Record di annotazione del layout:
═══
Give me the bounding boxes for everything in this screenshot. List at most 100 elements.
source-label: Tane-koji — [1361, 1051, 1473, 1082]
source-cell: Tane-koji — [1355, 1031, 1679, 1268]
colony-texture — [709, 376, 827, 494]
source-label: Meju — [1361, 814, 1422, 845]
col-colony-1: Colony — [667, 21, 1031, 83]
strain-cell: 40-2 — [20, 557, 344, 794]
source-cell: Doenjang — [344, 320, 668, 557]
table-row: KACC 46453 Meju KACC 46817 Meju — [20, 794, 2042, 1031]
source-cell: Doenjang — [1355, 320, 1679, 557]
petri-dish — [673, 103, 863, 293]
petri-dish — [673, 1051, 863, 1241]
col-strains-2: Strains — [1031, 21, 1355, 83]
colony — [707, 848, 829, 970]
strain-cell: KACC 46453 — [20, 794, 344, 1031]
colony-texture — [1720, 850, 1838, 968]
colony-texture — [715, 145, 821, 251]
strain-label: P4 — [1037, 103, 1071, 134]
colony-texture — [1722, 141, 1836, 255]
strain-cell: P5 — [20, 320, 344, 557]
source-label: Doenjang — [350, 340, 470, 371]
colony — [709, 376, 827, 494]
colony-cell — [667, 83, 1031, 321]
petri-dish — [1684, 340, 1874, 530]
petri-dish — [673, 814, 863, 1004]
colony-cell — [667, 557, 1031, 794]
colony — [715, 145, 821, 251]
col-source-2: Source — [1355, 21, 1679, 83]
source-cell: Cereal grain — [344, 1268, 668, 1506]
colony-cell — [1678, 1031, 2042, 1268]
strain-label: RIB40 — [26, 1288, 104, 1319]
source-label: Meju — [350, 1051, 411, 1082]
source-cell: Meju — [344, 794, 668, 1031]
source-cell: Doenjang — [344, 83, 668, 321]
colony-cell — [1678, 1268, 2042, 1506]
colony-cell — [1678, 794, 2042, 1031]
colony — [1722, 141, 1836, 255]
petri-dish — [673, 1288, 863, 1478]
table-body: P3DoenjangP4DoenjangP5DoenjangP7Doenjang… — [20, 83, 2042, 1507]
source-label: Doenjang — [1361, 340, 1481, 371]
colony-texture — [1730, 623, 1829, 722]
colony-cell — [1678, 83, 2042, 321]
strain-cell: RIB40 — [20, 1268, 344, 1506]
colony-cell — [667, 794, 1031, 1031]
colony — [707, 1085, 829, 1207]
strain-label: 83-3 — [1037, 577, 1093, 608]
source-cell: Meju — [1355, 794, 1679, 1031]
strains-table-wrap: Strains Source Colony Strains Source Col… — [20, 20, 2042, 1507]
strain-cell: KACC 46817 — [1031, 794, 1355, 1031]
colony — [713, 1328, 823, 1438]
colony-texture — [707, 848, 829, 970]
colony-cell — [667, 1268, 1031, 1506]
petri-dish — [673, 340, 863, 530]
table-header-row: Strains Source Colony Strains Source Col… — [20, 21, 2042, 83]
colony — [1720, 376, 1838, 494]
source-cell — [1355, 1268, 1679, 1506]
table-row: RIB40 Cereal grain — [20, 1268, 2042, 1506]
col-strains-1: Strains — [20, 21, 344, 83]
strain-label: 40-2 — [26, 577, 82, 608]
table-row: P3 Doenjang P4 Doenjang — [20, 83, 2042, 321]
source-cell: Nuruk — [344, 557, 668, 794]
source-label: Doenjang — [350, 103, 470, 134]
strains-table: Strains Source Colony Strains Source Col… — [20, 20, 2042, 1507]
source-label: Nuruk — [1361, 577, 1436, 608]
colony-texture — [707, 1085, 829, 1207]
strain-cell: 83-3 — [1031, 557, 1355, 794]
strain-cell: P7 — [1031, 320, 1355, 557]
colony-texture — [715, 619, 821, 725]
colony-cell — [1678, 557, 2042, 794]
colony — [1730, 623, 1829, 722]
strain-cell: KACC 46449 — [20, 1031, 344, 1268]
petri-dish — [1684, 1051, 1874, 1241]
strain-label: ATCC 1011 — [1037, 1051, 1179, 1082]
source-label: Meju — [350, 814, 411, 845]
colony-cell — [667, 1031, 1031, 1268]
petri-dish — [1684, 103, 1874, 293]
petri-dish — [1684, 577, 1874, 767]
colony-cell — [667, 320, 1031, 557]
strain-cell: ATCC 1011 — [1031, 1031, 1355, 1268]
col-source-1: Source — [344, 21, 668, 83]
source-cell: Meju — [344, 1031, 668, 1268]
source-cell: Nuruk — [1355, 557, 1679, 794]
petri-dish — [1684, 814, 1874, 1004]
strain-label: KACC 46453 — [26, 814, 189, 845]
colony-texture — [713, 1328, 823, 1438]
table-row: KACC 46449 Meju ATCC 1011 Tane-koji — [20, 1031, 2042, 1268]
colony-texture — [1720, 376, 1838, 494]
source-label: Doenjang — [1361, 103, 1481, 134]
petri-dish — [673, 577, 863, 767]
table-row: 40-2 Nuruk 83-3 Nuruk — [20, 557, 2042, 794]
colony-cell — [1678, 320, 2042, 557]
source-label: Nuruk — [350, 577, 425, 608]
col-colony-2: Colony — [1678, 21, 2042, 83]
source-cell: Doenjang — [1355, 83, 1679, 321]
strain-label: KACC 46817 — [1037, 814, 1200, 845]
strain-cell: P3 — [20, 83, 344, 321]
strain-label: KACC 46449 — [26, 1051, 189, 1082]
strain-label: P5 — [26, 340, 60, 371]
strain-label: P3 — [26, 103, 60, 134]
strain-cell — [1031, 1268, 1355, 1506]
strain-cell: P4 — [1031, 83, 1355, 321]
═══
Ricopia tali e quali tutte le righe qui sopra.

Give me the bounding boxes for everything in this screenshot. List at most 100 elements.
source-label: Tane-koji — [1361, 1051, 1473, 1082]
source-cell: Tane-koji — [1355, 1031, 1679, 1268]
colony-texture — [709, 376, 827, 494]
source-label: Meju — [1361, 814, 1422, 845]
col-colony-1: Colony — [667, 21, 1031, 83]
strain-cell: 40-2 — [20, 557, 344, 794]
source-cell: Doenjang — [344, 320, 668, 557]
table-row: KACC 46453 Meju KACC 46817 Meju — [20, 794, 2042, 1031]
source-cell: Doenjang — [1355, 320, 1679, 557]
petri-dish — [673, 103, 863, 293]
petri-dish — [673, 1051, 863, 1241]
col-strains-2: Strains — [1031, 21, 1355, 83]
colony — [707, 848, 829, 970]
strain-cell: KACC 46453 — [20, 794, 344, 1031]
colony-texture — [1720, 850, 1838, 968]
colony-texture — [715, 145, 821, 251]
strain-label: P4 — [1037, 103, 1071, 134]
colony-texture — [1722, 141, 1836, 255]
strain-cell: P5 — [20, 320, 344, 557]
source-label: Doenjang — [350, 340, 470, 371]
colony — [709, 376, 827, 494]
colony-cell — [667, 83, 1031, 321]
petri-dish — [1684, 340, 1874, 530]
petri-dish — [673, 814, 863, 1004]
colony-cell — [667, 557, 1031, 794]
colony — [715, 145, 821, 251]
col-source-2: Source — [1355, 21, 1679, 83]
source-cell: Cereal grain — [344, 1268, 668, 1506]
colony-cell — [1678, 1031, 2042, 1268]
strain-label: RIB40 — [26, 1288, 104, 1319]
source-label: Meju — [350, 1051, 411, 1082]
source-cell: Meju — [344, 794, 668, 1031]
source-cell: Doenjang — [344, 83, 668, 321]
colony-cell — [1678, 1268, 2042, 1506]
colony-cell — [1678, 794, 2042, 1031]
colony — [1722, 141, 1836, 255]
petri-dish — [673, 1288, 863, 1478]
table-body: P3DoenjangP4DoenjangP5DoenjangP7Doenjang… — [20, 83, 2042, 1507]
source-label: Doenjang — [1361, 340, 1481, 371]
colony-texture — [1730, 623, 1829, 722]
colony-cell — [1678, 83, 2042, 321]
strain-cell: RIB40 — [20, 1268, 344, 1506]
colony-cell — [667, 794, 1031, 1031]
colony — [707, 1085, 829, 1207]
strain-label: 83-3 — [1037, 577, 1093, 608]
source-cell: Meju — [1355, 794, 1679, 1031]
strains-table-wrap: Strains Source Colony Strains Source Col… — [20, 20, 2042, 1507]
strain-cell: KACC 46817 — [1031, 794, 1355, 1031]
colony — [713, 1328, 823, 1438]
colony-texture — [707, 848, 829, 970]
colony-cell — [667, 1268, 1031, 1506]
petri-dish — [673, 340, 863, 530]
table-header-row: Strains Source Colony Strains Source Col… — [20, 21, 2042, 83]
colony — [1720, 376, 1838, 494]
source-cell — [1355, 1268, 1679, 1506]
table-row: RIB40 Cereal grain — [20, 1268, 2042, 1506]
col-strains-1: Strains — [20, 21, 344, 83]
strain-label: 40-2 — [26, 577, 82, 608]
table-row: P3 Doenjang P4 Doenjang — [20, 83, 2042, 321]
source-cell: Nuruk — [344, 557, 668, 794]
source-label: Doenjang — [350, 103, 470, 134]
strains-table: Strains Source Colony Strains Source Col… — [20, 20, 2042, 1507]
source-label: Nuruk — [1361, 577, 1436, 608]
colony-texture — [707, 1085, 829, 1207]
strain-cell: 83-3 — [1031, 557, 1355, 794]
strain-cell: P7 — [1031, 320, 1355, 557]
colony-texture — [715, 619, 821, 725]
colony-cell — [1678, 557, 2042, 794]
colony — [1730, 623, 1829, 722]
strain-cell: KACC 46449 — [20, 1031, 344, 1268]
petri-dish — [1684, 1051, 1874, 1241]
strain-label: ATCC 1011 — [1037, 1051, 1179, 1082]
source-label: Meju — [350, 814, 411, 845]
colony-cell — [667, 1031, 1031, 1268]
petri-dish — [1684, 103, 1874, 293]
petri-dish — [1684, 577, 1874, 767]
colony-cell — [667, 320, 1031, 557]
strain-cell: ATCC 1011 — [1031, 1031, 1355, 1268]
col-source-1: Source — [344, 21, 668, 83]
source-cell: Meju — [344, 1031, 668, 1268]
source-cell: Nuruk — [1355, 557, 1679, 794]
petri-dish — [1684, 814, 1874, 1004]
strain-label: KACC 46453 — [26, 814, 189, 845]
colony-texture — [713, 1328, 823, 1438]
table-row: KACC 46449 Meju ATCC 1011 Tane-koji — [20, 1031, 2042, 1268]
colony-texture — [1720, 376, 1838, 494]
source-label: Doenjang — [1361, 103, 1481, 134]
petri-dish — [673, 577, 863, 767]
table-row: 40-2 Nuruk 83-3 Nuruk — [20, 557, 2042, 794]
colony-cell — [1678, 320, 2042, 557]
source-label: Nuruk — [350, 577, 425, 608]
col-colony-2: Colony — [1678, 21, 2042, 83]
source-cell: Doenjang — [1355, 83, 1679, 321]
strain-label: KACC 46817 — [1037, 814, 1200, 845]
strain-cell: P3 — [20, 83, 344, 321]
strain-label: KACC 46449 — [26, 1051, 189, 1082]
strain-label: P5 — [26, 340, 60, 371]
strain-label: P3 — [26, 103, 60, 134]
strain-cell — [1031, 1268, 1355, 1506]
strain-cell: P4 — [1031, 83, 1355, 321]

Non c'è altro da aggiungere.